Requirement >>
Pull each line containing "this" out of the data and copy it.

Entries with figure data
+---+

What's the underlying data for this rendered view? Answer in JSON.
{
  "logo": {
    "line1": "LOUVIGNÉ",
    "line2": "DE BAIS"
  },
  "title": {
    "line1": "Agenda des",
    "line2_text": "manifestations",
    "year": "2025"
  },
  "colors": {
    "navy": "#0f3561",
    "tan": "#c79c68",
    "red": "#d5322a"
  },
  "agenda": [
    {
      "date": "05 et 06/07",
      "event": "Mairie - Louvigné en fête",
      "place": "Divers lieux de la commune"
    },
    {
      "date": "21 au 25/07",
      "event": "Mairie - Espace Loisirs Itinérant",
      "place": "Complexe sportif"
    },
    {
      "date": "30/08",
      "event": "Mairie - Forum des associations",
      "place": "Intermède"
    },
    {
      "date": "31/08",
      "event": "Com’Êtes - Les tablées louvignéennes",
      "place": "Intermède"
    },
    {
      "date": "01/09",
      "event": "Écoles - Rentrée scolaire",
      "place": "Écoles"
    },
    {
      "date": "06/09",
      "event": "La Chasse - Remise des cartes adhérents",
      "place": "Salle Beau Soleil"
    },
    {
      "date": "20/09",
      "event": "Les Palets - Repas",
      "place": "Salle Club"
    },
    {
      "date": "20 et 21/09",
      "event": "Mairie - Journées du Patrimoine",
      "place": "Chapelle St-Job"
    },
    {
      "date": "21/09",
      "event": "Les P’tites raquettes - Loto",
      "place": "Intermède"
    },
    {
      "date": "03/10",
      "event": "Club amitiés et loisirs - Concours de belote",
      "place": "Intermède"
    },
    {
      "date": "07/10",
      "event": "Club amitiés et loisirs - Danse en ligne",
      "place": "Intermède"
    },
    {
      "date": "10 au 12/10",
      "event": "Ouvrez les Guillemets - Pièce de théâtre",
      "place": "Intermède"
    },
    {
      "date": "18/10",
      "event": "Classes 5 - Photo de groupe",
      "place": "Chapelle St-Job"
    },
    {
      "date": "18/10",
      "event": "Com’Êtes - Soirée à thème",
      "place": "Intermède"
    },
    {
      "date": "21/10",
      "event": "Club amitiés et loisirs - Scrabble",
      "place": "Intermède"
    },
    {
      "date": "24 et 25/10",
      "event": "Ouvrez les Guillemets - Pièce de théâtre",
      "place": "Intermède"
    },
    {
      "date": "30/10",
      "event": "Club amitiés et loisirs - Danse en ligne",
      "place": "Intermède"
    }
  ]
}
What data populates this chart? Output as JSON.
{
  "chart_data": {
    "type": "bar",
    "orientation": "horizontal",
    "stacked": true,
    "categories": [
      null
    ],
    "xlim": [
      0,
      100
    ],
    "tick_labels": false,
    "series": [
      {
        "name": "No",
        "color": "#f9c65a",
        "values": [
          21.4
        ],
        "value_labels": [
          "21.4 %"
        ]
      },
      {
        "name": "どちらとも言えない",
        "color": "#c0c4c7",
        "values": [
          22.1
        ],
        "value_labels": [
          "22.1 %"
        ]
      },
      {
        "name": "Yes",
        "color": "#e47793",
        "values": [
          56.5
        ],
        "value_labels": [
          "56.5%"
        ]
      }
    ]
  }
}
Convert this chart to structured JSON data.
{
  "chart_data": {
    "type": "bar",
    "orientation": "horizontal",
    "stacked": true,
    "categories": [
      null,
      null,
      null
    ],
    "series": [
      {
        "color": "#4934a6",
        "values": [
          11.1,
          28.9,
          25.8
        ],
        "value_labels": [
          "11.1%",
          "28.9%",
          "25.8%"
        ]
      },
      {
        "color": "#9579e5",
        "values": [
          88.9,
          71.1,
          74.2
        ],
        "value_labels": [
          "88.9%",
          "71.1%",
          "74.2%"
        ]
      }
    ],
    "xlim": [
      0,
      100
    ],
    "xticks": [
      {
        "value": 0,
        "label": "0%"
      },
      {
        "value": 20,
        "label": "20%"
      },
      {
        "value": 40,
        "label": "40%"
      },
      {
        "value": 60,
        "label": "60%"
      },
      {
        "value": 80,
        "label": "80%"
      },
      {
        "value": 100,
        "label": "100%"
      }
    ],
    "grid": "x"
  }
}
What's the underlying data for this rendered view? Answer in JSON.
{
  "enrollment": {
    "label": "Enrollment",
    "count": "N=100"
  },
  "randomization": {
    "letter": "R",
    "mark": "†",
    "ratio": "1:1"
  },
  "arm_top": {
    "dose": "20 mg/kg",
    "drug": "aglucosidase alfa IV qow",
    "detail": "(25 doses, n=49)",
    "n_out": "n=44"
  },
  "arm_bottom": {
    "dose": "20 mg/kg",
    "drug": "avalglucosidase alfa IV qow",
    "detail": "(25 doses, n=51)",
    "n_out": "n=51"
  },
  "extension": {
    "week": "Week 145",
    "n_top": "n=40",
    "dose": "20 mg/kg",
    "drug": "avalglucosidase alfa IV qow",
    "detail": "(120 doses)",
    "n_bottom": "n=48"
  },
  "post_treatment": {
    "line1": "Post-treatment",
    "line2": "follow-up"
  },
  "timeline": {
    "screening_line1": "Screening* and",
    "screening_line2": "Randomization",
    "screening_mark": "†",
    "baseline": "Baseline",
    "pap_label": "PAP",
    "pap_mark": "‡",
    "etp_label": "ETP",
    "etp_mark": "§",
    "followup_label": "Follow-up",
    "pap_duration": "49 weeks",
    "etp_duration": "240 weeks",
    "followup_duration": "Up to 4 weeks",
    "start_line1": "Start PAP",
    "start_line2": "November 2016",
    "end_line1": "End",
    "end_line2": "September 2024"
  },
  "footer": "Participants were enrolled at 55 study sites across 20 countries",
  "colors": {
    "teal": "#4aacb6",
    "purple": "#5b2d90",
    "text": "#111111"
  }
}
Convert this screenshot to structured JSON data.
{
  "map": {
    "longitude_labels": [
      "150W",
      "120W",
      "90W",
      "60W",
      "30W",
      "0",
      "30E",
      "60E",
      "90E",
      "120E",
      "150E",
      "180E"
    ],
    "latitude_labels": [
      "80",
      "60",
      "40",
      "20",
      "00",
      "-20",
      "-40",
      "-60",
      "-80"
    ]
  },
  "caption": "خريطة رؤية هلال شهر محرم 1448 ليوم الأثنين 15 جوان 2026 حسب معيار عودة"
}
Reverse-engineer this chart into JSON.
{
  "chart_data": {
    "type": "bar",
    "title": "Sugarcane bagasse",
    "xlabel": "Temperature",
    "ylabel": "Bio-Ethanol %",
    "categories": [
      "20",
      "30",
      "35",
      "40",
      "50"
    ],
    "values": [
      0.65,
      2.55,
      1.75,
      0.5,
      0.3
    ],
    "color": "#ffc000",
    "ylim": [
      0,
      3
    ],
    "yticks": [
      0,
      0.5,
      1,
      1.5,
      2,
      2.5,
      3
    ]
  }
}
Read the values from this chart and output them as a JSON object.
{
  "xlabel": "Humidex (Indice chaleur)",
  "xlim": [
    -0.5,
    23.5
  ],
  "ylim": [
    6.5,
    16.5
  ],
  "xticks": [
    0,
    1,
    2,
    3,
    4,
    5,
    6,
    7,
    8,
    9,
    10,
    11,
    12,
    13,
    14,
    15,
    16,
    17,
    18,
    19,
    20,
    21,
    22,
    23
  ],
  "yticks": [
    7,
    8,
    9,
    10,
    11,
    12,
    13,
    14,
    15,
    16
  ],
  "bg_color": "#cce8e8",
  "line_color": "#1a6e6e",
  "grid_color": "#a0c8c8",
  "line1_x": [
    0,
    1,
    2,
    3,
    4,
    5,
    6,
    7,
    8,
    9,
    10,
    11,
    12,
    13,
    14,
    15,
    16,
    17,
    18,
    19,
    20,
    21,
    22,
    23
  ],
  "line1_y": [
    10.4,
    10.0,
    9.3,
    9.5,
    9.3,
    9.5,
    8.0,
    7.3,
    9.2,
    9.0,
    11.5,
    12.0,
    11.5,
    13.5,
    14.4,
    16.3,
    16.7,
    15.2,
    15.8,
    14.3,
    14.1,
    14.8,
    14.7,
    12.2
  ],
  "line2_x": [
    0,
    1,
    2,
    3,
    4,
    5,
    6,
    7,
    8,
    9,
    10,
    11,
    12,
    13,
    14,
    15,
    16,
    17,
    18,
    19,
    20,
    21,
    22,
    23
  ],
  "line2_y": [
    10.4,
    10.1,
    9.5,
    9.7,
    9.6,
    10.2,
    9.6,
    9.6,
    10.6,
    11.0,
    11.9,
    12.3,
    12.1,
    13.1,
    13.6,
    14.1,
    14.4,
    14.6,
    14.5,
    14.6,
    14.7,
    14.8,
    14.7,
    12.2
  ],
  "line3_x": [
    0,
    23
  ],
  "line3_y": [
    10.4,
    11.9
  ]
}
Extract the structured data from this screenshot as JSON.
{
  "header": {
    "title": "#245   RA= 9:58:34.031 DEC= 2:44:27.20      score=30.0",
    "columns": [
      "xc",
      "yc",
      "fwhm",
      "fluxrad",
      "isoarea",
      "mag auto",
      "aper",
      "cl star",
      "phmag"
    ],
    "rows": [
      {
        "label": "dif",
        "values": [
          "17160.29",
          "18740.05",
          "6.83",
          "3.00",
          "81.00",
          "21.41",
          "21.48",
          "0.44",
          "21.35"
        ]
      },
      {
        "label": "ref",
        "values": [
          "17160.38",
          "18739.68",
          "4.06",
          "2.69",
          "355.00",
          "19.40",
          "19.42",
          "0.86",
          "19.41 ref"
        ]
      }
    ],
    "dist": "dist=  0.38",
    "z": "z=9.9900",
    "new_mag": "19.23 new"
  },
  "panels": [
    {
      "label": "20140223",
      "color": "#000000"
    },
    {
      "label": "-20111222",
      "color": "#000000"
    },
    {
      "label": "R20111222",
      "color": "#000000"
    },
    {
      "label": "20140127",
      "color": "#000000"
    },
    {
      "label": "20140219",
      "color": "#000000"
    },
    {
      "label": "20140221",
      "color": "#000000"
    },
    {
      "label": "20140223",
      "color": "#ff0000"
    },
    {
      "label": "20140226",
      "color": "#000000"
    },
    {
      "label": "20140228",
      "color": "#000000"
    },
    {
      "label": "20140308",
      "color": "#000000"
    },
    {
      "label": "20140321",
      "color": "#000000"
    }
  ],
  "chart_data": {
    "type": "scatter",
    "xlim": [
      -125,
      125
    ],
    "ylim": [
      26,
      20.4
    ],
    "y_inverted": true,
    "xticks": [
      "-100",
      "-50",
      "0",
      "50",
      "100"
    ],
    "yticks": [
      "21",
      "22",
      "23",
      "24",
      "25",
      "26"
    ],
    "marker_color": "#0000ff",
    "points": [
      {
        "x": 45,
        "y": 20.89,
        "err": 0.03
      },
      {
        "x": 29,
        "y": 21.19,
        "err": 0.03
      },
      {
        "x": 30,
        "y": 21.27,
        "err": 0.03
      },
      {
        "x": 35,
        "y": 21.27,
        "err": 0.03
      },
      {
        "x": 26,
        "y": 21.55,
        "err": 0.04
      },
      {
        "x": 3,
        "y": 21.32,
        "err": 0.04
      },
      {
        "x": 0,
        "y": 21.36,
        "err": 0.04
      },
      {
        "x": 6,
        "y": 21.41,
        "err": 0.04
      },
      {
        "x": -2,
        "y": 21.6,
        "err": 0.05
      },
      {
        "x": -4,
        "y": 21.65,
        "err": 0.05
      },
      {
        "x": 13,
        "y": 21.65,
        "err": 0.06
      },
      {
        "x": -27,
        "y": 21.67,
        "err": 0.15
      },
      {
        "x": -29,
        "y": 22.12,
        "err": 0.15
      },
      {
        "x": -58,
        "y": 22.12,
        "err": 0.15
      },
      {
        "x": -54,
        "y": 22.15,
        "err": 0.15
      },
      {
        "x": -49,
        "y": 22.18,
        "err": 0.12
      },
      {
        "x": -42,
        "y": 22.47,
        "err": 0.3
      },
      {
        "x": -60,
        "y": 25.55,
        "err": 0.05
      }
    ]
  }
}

+---+

The response >>
What's the underlying data for this rendered view? Answer in JSON.
What data populates this chart? Output as JSON.
Convert this chart to structured JSON data.
What's the underlying data for this rendered view? Answer in JSON.
Convert this screenshot to structured JSON data.
Reverse-engineer this chart into JSON.
Read the values from this chart and output them as a JSON object.
Extract the structured data from this screenshot as JSON.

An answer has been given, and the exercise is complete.